==== RECORD EXCERPTS ====
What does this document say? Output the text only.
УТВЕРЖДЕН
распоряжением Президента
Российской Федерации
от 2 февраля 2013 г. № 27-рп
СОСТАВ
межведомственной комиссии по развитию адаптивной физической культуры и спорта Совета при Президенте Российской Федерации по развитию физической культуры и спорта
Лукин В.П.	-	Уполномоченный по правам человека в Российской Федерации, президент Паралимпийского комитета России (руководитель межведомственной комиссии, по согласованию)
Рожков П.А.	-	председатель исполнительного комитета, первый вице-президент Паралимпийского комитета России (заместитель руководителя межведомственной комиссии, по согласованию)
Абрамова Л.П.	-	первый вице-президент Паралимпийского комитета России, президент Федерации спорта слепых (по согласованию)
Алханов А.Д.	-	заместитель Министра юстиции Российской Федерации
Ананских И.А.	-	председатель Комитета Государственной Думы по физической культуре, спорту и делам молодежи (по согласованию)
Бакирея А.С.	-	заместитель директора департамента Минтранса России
====
**SHORT TASK:** Set down all of the data above, word for word.

**FULL ANSWER:**
What does this document say? Output the text only.
УТВЕРЖДЕН
распоряжением Президента
Российской Федерации
от 2 февраля 2013 г. № 27-рп
СОСТАВ
межведомственной комиссии по развитию адаптивной физической культуры и спорта Совета при Президенте Российской Федерации по развитию физической культуры и спорта
Лукин В.П.	-	Уполномоченный по правам человека в Российской Федерации, президент Паралимпийского комитета России (руководитель межведомственной комиссии, по согласованию)
Рожков П.А.	-	председатель исполнительного комитета, первый вице-президент Паралимпийского комитета России (заместитель руководителя межведомственной комиссии, по согласованию)
Абрамова Л.П.	-	первый вице-президент Паралимпийского комитета России, президент Федерации спорта слепых (по согласованию)
Алханов А.Д.	-	заместитель Министра юстиции Российской Федерации
Ананских И.А.	-	председатель Комитета Государственной Думы по физической культуре, спорту и делам молодежи (по согласованию)
Бакирея А.С.	-	заместитель директора департамента Минтранса России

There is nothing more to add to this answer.